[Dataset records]

· · · · · · ·

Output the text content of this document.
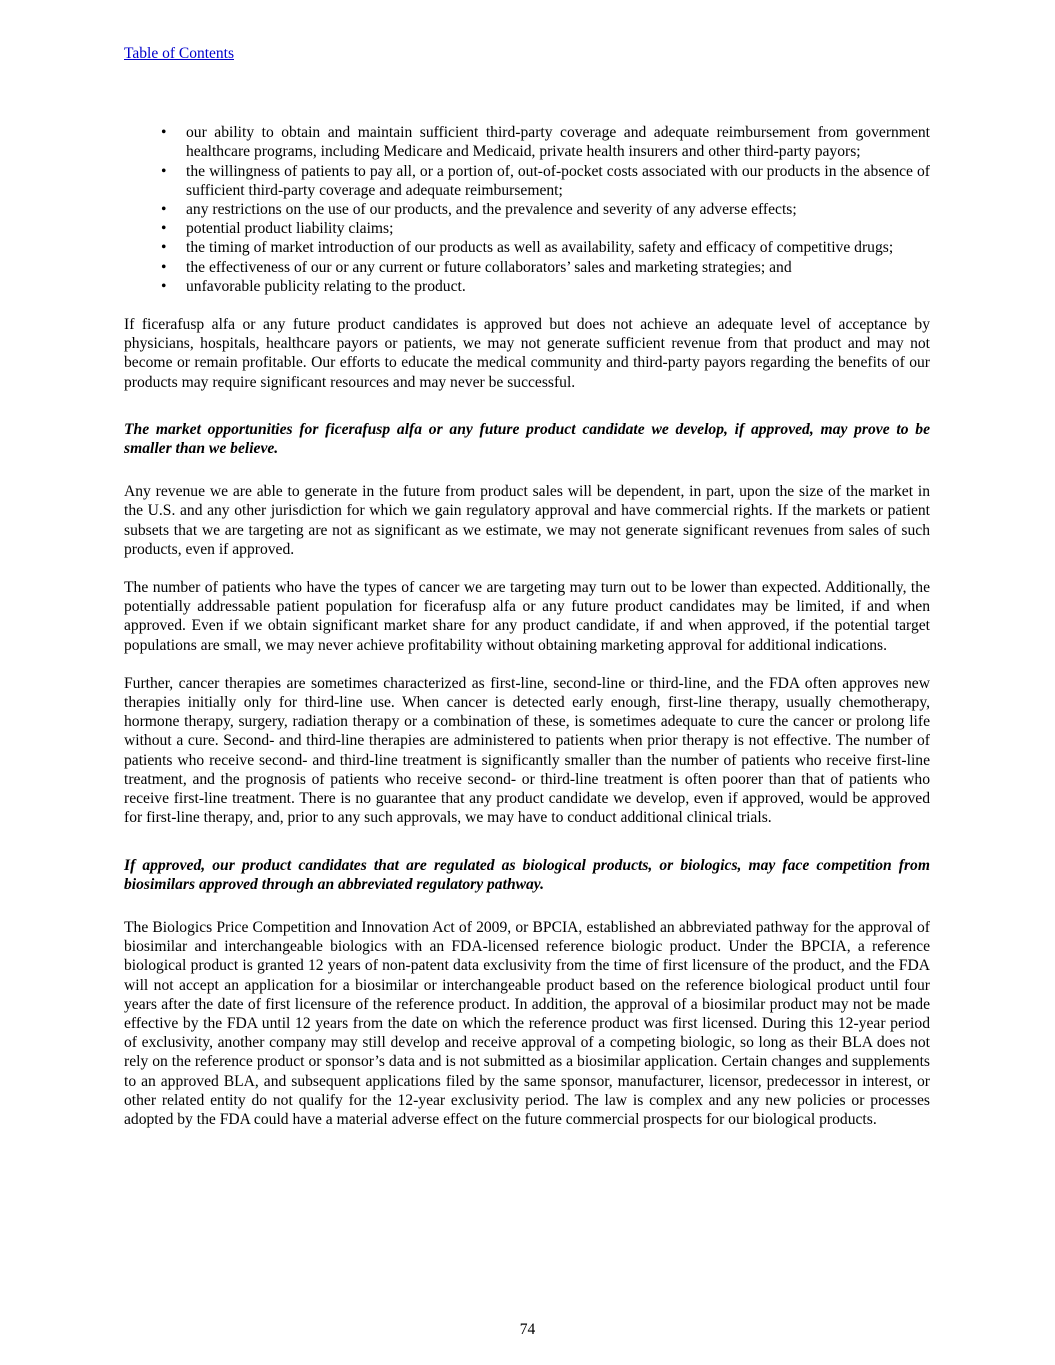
Table of Contents
•	our ability to obtain and maintain sufficient third-party coverage and adequate reimbursement from government healthcare programs, including Medicare and Medicaid, private health insurers and other third-party payors;
•	the willingness of patients to pay all, or a portion of, out-of-pocket costs associated with our products in the absence of sufficient third-party coverage and adequate reimbursement;
•	any restrictions on the use of our products, and the prevalence and severity of any adverse effects;
•	potential product liability claims;
•	the timing of market introduction of our products as well as availability, safety and efficacy of competitive drugs;
•	the effectiveness of our or any current or future collaborators’ sales and marketing strategies; and
•	unfavorable publicity relating to the product.

If ficerafusp alfa or any future product candidates is approved but does not achieve an adequate level of acceptance by physicians, hospitals, healthcare payors or patients, we may not generate sufficient revenue from that product and may not become or remain profitable. Our efforts to educate the medical community and third-party payors regarding the benefits of our products may require significant resources and may never be successful.

The market opportunities for ficerafusp alfa or any future product candidate we develop, if approved, may prove to be smaller than we believe.

Any revenue we are able to generate in the future from product sales will be dependent, in part, upon the size of the market in the U.S. and any other jurisdiction for which we gain regulatory approval and have commercial rights. If the markets or patient subsets that we are targeting are not as significant as we estimate, we may not generate significant revenues from sales of such products, even if approved.

The number of patients who have the types of cancer we are targeting may turn out to be lower than expected. Additionally, the potentially addressable patient population for ficerafusp alfa or any future product candidates may be limited, if and when approved. Even if we obtain significant market share for any product candidate, if and when approved, if the potential target populations are small, we may never achieve profitability without obtaining marketing approval for additional indications.

Further, cancer therapies are sometimes characterized as first-line, second-line or third-line, and the FDA often approves new therapies initially only for third-line use. When cancer is detected early enough, first-line therapy, usually chemotherapy, hormone therapy, surgery, radiation therapy or a combination of these, is sometimes adequate to cure the cancer or prolong life without a cure. Second- and third-line therapies are administered to patients when prior therapy is not effective. The number of patients who receive second- and third-line treatment is significantly smaller than the number of patients who receive first-line treatment, and the prognosis of patients who receive second- or third-line treatment is often poorer than that of patients who receive first-line treatment. There is no guarantee that any product candidate we develop, even if approved, would be approved for first-line therapy, and, prior to any such approvals, we may have to conduct additional clinical trials.

If approved, our product candidates that are regulated as biological products, or biologics, may face competition from biosimilars approved through an abbreviated regulatory pathway.

The Biologics Price Competition and Innovation Act of 2009, or BPCIA, established an abbreviated pathway for the approval of biosimilar and interchangeable biologics with an FDA-licensed reference biologic product. Under the BPCIA, a reference biological product is granted 12 years of non-patent data exclusivity from the time of first licensure of the product, and the FDA will not accept an application for a biosimilar or interchangeable product based on the reference biological product until four years after the date of first licensure of the reference product. In addition, the approval of a biosimilar product may not be made effective by the FDA until 12 years from the date on which the reference product was first licensed. During this 12-year period of exclusivity, another company may still develop and receive approval of a competing biologic, so long as their BLA does not rely on the reference product or sponsor’s data and is not submitted as a biosimilar application. Certain changes and supplements to an approved BLA, and subsequent applications filed by the same sponsor, manufacturer, licensor, predecessor in interest, or other related entity do not qualify for the 12-year exclusivity period. The law is complex and any new policies or processes adopted by the FDA could have a material adverse effect on the future commercial prospects for our biological products.

74
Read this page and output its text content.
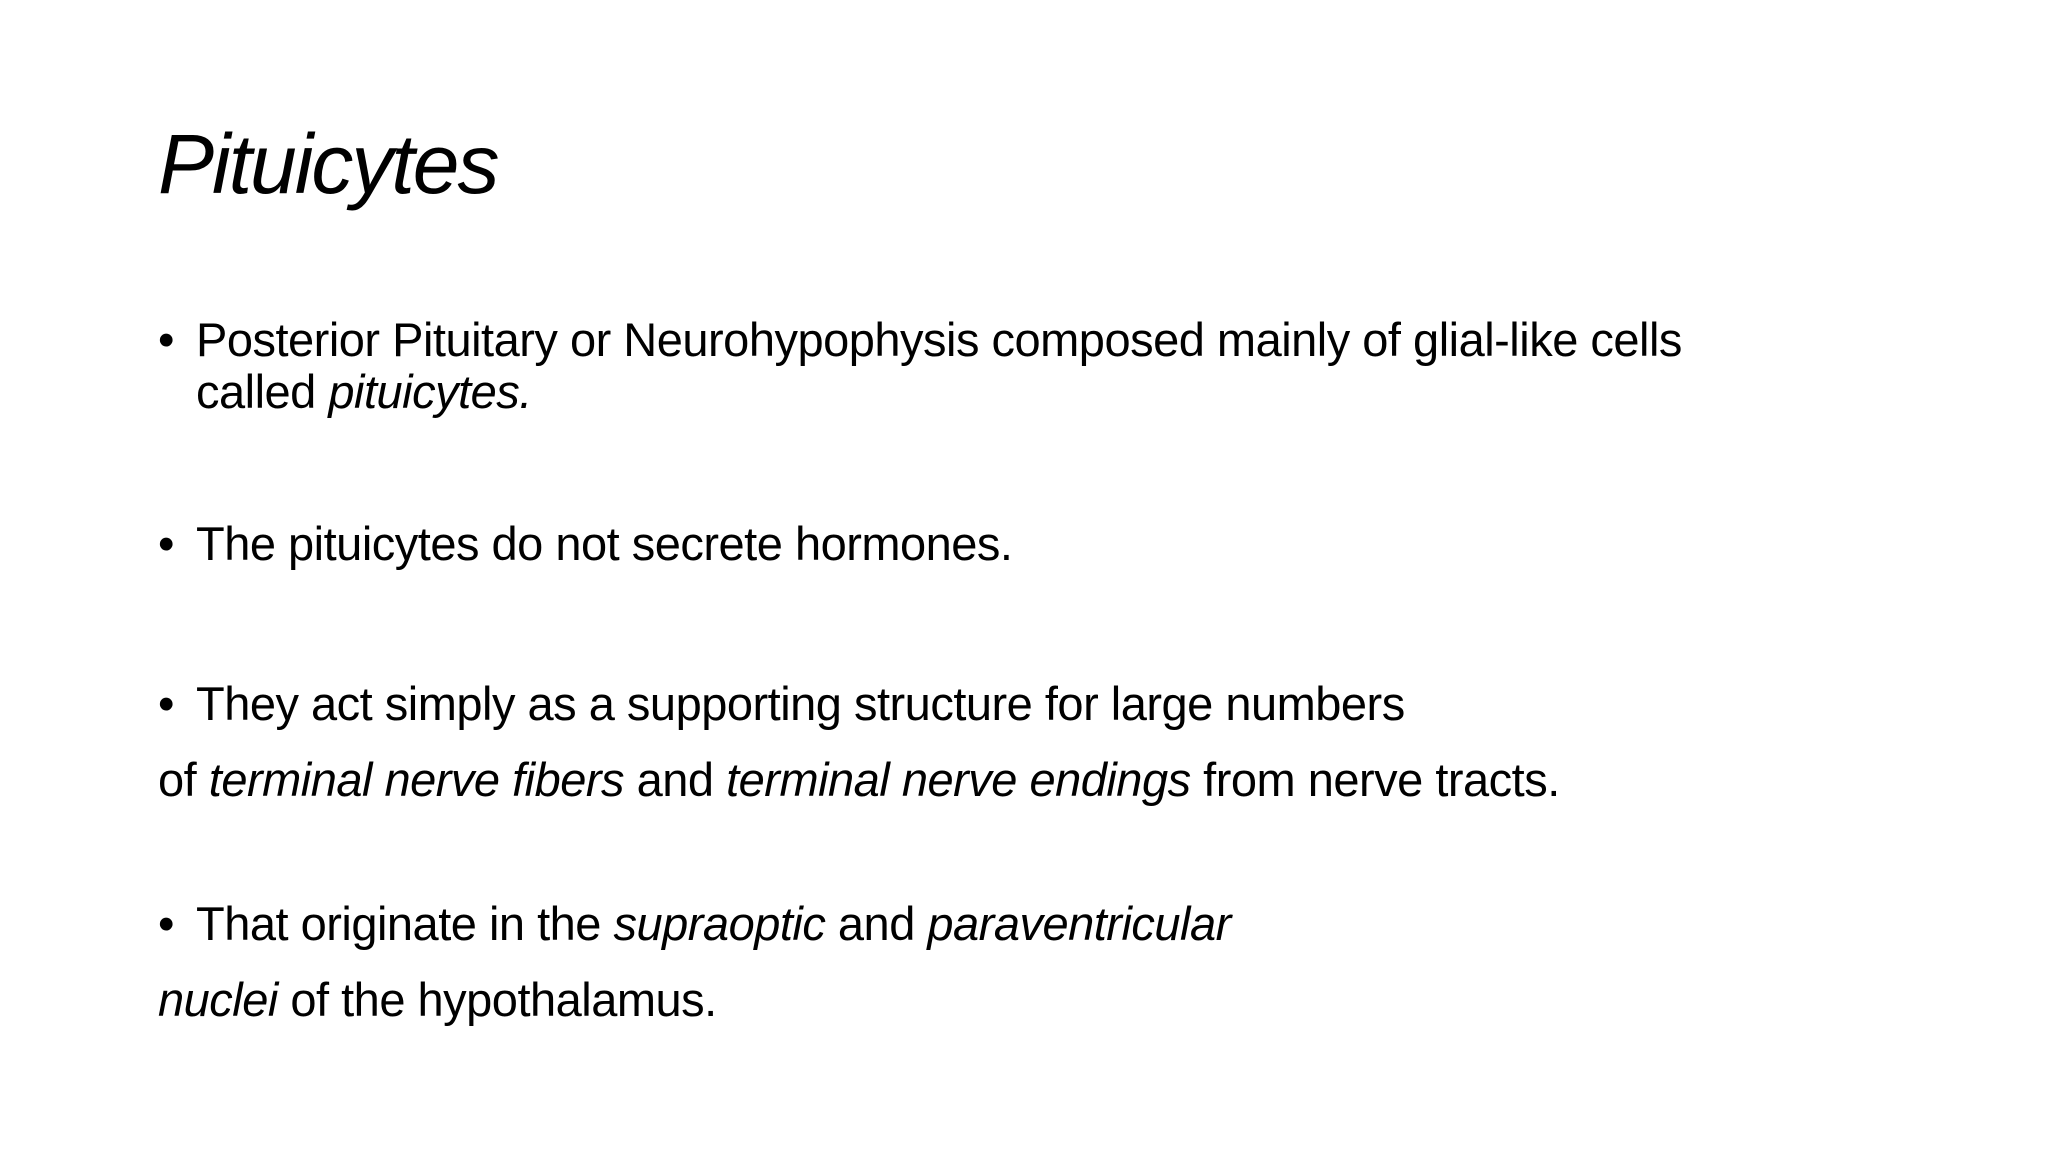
Pituicytes
• Posterior Pituitary or Neurohypophysis composed mainly of glial-like cells
called pituicytes.
• The pituicytes do not secrete hormones.
• They act simply as a supporting structure for large numbers
of terminal nerve fibers and terminal nerve endings from nerve tracts.
• That originate in the supraoptic and paraventricular
nuclei of the hypothalamus.
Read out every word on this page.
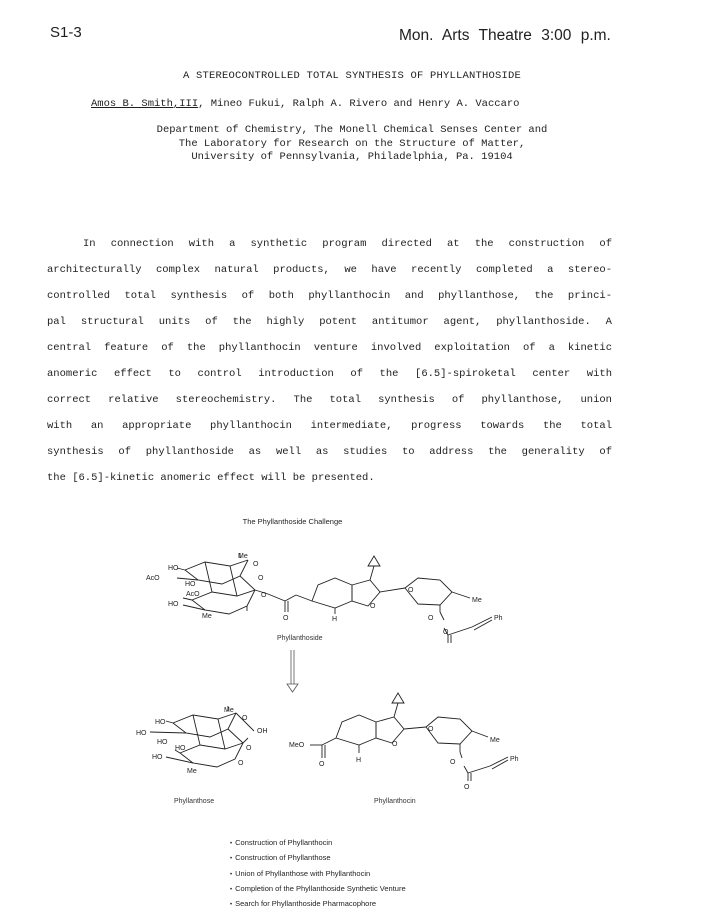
S1-3	Mon. Arts Theatre 3:00 p.m.
A STEREOCONTROLLED TOTAL SYNTHESIS OF PHYLLANTHOSIDE
Amos B. Smith,III, Mineo Fukui, Ralph A. Rivero and Henry A. Vaccaro
Department of Chemistry, The Monell Chemical Senses Center and
The Laboratory for Research on the Structure of Matter,
University of Pennsylvania, Philadelphia, Pa. 19104
In connection with a synthetic program directed at the construction of
architecturally complex natural products, we have recently completed a stereo-
controlled total synthesis of both phyllanthocin and phyllanthose, the princi-
pal structural units of the highly potent antitumor agent, phyllanthoside. A
central feature of the phyllanthocin venture involved exploitation of a kinetic
anomeric effect to control introduction of the [6.5]-spiroketal center with
correct relative stereochemistry. The total synthesis of phyllanthose, union
with an appropriate phyllanthocin intermediate, progress towards the total
synthesis of phyllanthoside as well as studies to address the generality of
the [6.5]-kinetic anomeric effect will be presented.
The Phyllanthoside Challenge
Me
HO
O
AcO
HO
O
AcO
HO
O
Me	O	H
O
O
Me
O
O
Ph
Phyllanthoside
Me
HO
O
HO
HO
OH
HO	O
HO
O
Me
Phyllanthose
MeO
O
H
O
O
Me
O
O
Ph
Phyllanthocin
• Construction of Phyllanthocin
• Construction of Phyllanthose
• Union of Phyllanthose with Phyllanthocin
• Completion of the Phyllanthoside Synthetic Venture
• Search for Phyllanthoside Pharmacophore
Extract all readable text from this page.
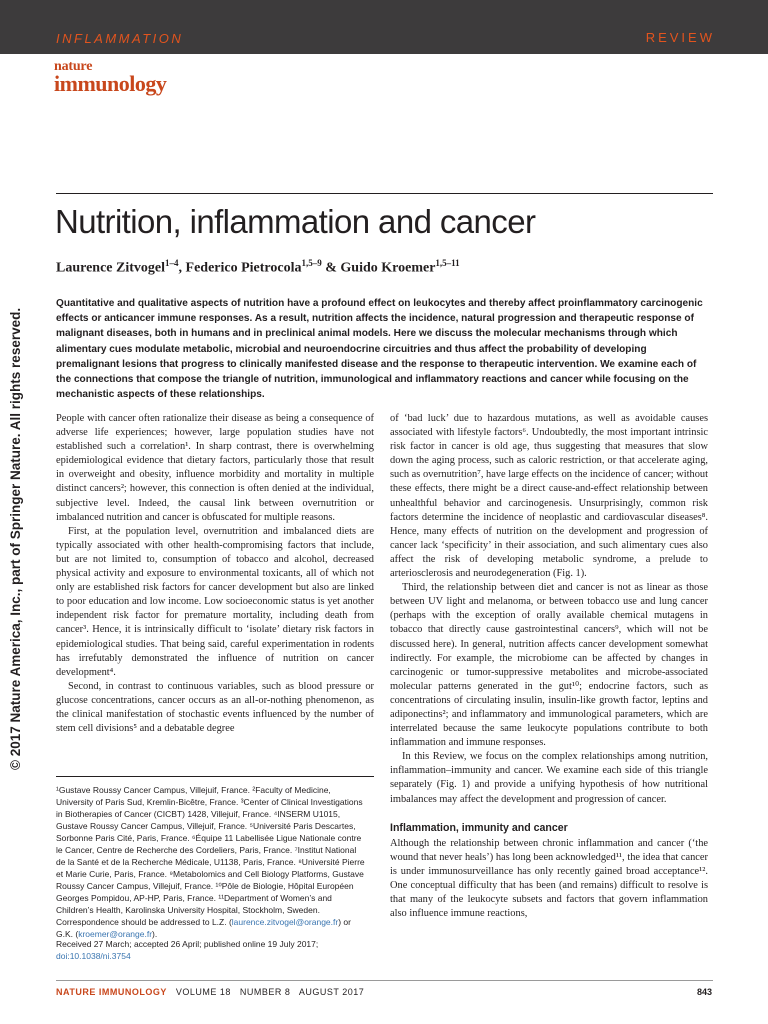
INFLAMMATION	REVIEW
nature
immunology
Nutrition, inflammation and cancer
Laurence Zitvogel$^{1-4}$, Federico Pietrocola$^{1,5-9}$ & Guido Kroemer$^{1,5-11}$
© 2017 Nature America, Inc., part of Springer Nature. All rights reserved.

Quantitative and qualitative aspects of nutrition have a profound effect on leukocytes and thereby affect proinflammatory carcinogenic effects or anticancer immune responses. As a result, nutrition affects the incidence, natural progression and therapeutic response of malignant diseases, both in humans and in preclinical animal models. Here we discuss the molecular mechanisms through which alimentary cues modulate metabolic, microbial and neuroendocrine circuitries and thus affect the probability of developing premalignant lesions that progress to clinically manifested disease and the response to therapeutic intervention. We examine each of the connections that compose the triangle of nutrition, immunological and inflammatory reactions and cancer while focusing on the mechanistic aspects of these relationships.

People with cancer often rationalize their disease as being a consequence of adverse life experiences; however, large population studies have not established such a correlation¹. In sharp contrast, there is overwhelming epidemiological evidence that dietary factors, particularly those that result in overweight and obesity, influence morbidity and mortality in multiple distinct cancers²; however, this connection is often denied at the individual, subjective level. Indeed, the causal link between overnutrition or imbalanced nutrition and cancer is obfuscated for multiple reasons.

First, at the population level, overnutrition and imbalanced diets are typically associated with other health-compromising factors that include, but are not limited to, consumption of tobacco and alcohol, decreased physical activity and exposure to environmental toxicants, all of which not only are established risk factors for cancer development but also are linked to poor education and low income. Low socioeconomic status is yet another independent risk factor for premature mortality, including death from cancer³. Hence, it is intrinsically difficult to ‘isolate’ dietary risk factors in epidemiological studies. That being said, careful experimentation in rodents has irrefutably demonstrated the influence of nutrition on cancer development⁴.

Second, in contrast to continuous variables, such as blood pressure or glucose concentrations, cancer occurs as an all-or-nothing phenomenon, as the clinical manifestation of stochastic events influenced by the number of stem cell divisions⁵ and a debatable degree

¹Gustave Roussy Cancer Campus, Villejuif, France. ²Faculty of Medicine, University of Paris Sud, Kremlin-Bicêtre, France. ³Center of Clinical Investigations in Biotherapies of Cancer (CICBT) 1428, Villejuif, France. ⁴INSERM U1015, Gustave Roussy Cancer Campus, Villejuif, France. ⁵Université Paris Descartes, Sorbonne Paris Cité, Paris, France. ⁶Équipe 11 Labellisée Ligue Nationale contre le Cancer, Centre de Recherche des Cordeliers, Paris, France. ⁷Institut National de la Santé et de la Recherche Médicale, U1138, Paris, France. ⁸Université Pierre et Marie Curie, Paris, France. ⁹Metabolomics and Cell Biology Platforms, Gustave Roussy Cancer Campus, Villejuif, France. ¹⁰Pôle de Biologie, Hôpital Européen Georges Pompidou, AP-HP, Paris, France. ¹¹Department of Women’s and Children’s Health, Karolinska University Hospital, Stockholm, Sweden. Correspondence should be addressed to L.Z. (laurence.zitvogel@orange.fr) or G.K. (kroemer@orange.fr).

Received 27 March; accepted 26 April; published online 19 July 2017;
doi:10.1038/ni.3754

of ‘bad luck’ due to hazardous mutations, as well as avoidable causes associated with lifestyle factors⁶. Undoubtedly, the most important intrinsic risk factor in cancer is old age, thus suggesting that measures that slow down the aging process, such as caloric restriction, or that accelerate aging, such as overnutrition⁷, have large effects on the incidence of cancer; without these effects, there might be a direct cause-and-effect relationship between unhealthful behavior and carcinogenesis. Unsurprisingly, common risk factors determine the incidence of neoplastic and cardiovascular diseases⁸. Hence, many effects of nutrition on the development and progression of cancer lack ‘specificity’ in their association, and such alimentary cues also affect the risk of developing metabolic syndrome, a prelude to arteriosclerosis and neurodegeneration (Fig. 1).

Third, the relationship between diet and cancer is not as linear as those between UV light and melanoma, or between tobacco use and lung cancer (perhaps with the exception of orally available chemical mutagens in tobacco that directly cause gastrointestinal cancers⁹, which will not be discussed here). In general, nutrition affects cancer development somewhat indirectly. For example, the microbiome can be affected by changes in carcinogenic or tumor-suppressive metabolites and microbe-associated molecular patterns generated in the gut¹⁰; endocrine factors, such as concentrations of circulating insulin, insulin-like growth factor, leptins and adiponectins²; and inflammatory and immunological parameters, which are interrelated because the same leukocyte populations contribute to both inflammation and immune responses.

In this Review, we focus on the complex relationships among nutrition, inflammation–immunity and cancer. We examine each side of this triangle separately (Fig. 1) and provide a unifying hypothesis of how nutritional imbalances may affect the development and progression of cancer.

Inflammation, immunity and cancer

Although the relationship between chronic inflammation and cancer (‘the wound that never heals’) has long been acknowledged¹¹, the idea that cancer is under immunosurveillance has only recently gained broad acceptance¹². One conceptual difficulty that has been (and remains) difficult to resolve is that many of the leukocyte subsets and factors that govern inflammation also influence immune reactions,

NATURE IMMUNOLOGY VOLUME 18 NUMBER 8 AUGUST 2017	843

· · · · · · ·

• Required work: Look at the entries above. Say how many lines have the word "anomeric", and give only the number.

• Worked solution: 2